- **Exercise goal**
Below are some entries; set them all down exactly.

--- Material for the task Enclosed Below ---

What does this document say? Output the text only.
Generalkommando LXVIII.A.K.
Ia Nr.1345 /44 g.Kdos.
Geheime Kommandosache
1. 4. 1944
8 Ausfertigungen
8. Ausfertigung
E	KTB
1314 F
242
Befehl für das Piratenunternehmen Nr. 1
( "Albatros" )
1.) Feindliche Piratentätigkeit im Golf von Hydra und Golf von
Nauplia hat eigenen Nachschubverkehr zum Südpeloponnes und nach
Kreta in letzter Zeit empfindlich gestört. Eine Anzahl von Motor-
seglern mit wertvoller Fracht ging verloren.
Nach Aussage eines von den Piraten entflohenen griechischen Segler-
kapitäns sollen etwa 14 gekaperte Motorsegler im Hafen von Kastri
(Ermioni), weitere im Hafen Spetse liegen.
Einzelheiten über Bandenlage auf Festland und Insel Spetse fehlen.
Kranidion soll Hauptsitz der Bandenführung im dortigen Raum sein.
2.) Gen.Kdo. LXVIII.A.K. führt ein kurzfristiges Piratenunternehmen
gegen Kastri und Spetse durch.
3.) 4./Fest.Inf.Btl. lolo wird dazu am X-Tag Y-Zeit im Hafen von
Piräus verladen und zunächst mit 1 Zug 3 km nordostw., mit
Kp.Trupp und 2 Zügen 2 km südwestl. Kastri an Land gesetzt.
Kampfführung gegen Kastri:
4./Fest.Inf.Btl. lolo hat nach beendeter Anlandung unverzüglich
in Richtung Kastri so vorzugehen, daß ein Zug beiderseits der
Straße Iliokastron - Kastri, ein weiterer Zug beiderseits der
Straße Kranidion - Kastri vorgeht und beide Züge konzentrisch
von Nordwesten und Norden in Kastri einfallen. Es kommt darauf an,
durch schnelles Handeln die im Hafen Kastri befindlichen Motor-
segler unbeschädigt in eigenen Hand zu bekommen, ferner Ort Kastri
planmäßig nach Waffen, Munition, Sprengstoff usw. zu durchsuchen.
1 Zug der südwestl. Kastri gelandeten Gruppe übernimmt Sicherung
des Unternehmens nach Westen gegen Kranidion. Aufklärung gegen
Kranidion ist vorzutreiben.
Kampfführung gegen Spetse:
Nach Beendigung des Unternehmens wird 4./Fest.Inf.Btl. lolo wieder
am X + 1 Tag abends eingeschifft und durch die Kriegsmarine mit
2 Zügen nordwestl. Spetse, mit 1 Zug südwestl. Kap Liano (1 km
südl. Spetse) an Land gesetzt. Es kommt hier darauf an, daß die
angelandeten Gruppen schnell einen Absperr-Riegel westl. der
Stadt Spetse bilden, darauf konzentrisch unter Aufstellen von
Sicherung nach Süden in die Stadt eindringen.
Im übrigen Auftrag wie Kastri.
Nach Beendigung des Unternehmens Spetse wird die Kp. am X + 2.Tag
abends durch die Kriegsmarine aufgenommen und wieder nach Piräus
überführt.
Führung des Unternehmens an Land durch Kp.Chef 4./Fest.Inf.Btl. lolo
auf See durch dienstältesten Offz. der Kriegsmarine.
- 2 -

--- End of Enclosed Material for the task ---

- **Answer to this task**
What does this document say? Output the text only.
Generalkommando LXVIII.A.K.
Ia Nr.1345 /44 g.Kdos.
Geheime Kommandosache
1. 4. 1944
8 Ausfertigungen
8. Ausfertigung
E	KTB
1314 F
242
Befehl für das Piratenunternehmen Nr. 1
( "Albatros" )
1.) Feindliche Piratentätigkeit im Golf von Hydra und Golf von
Nauplia hat eigenen Nachschubverkehr zum Südpeloponnes und nach
Kreta in letzter Zeit empfindlich gestört. Eine Anzahl von Motor-
seglern mit wertvoller Fracht ging verloren.
Nach Aussage eines von den Piraten entflohenen griechischen Segler-
kapitäns sollen etwa 14 gekaperte Motorsegler im Hafen von Kastri
(Ermioni), weitere im Hafen Spetse liegen.
Einzelheiten über Bandenlage auf Festland und Insel Spetse fehlen.
Kranidion soll Hauptsitz der Bandenführung im dortigen Raum sein.
2.) Gen.Kdo. LXVIII.A.K. führt ein kurzfristiges Piratenunternehmen
gegen Kastri und Spetse durch.
3.) 4./Fest.Inf.Btl. lolo wird dazu am X-Tag Y-Zeit im Hafen von
Piräus verladen und zunächst mit 1 Zug 3 km nordostw., mit
Kp.Trupp und 2 Zügen 2 km südwestl. Kastri an Land gesetzt.
Kampfführung gegen Kastri:
4./Fest.Inf.Btl. lolo hat nach beendeter Anlandung unverzüglich
in Richtung Kastri so vorzugehen, daß ein Zug beiderseits der
Straße Iliokastron - Kastri, ein weiterer Zug beiderseits der
Straße Kranidion - Kastri vorgeht und beide Züge konzentrisch
von Nordwesten und Norden in Kastri einfallen. Es kommt darauf an,
durch schnelles Handeln die im Hafen Kastri befindlichen Motor-
segler unbeschädigt in eigenen Hand zu bekommen, ferner Ort Kastri
planmäßig nach Waffen, Munition, Sprengstoff usw. zu durchsuchen.
1 Zug der südwestl. Kastri gelandeten Gruppe übernimmt Sicherung
des Unternehmens nach Westen gegen Kranidion. Aufklärung gegen
Kranidion ist vorzutreiben.
Kampfführung gegen Spetse:
Nach Beendigung des Unternehmens wird 4./Fest.Inf.Btl. lolo wieder
am X + 1 Tag abends eingeschifft und durch die Kriegsmarine mit
2 Zügen nordwestl. Spetse, mit 1 Zug südwestl. Kap Liano (1 km
südl. Spetse) an Land gesetzt. Es kommt hier darauf an, daß die
angelandeten Gruppen schnell einen Absperr-Riegel westl. der
Stadt Spetse bilden, darauf konzentrisch unter Aufstellen von
Sicherung nach Süden in die Stadt eindringen.
Im übrigen Auftrag wie Kastri.
Nach Beendigung des Unternehmens Spetse wird die Kp. am X + 2.Tag
abends durch die Kriegsmarine aufgenommen und wieder nach Piräus
überführt.
Führung des Unternehmens an Land durch Kp.Chef 4./Fest.Inf.Btl. lolo
auf See durch dienstältesten Offz. der Kriegsmarine.
- 2 -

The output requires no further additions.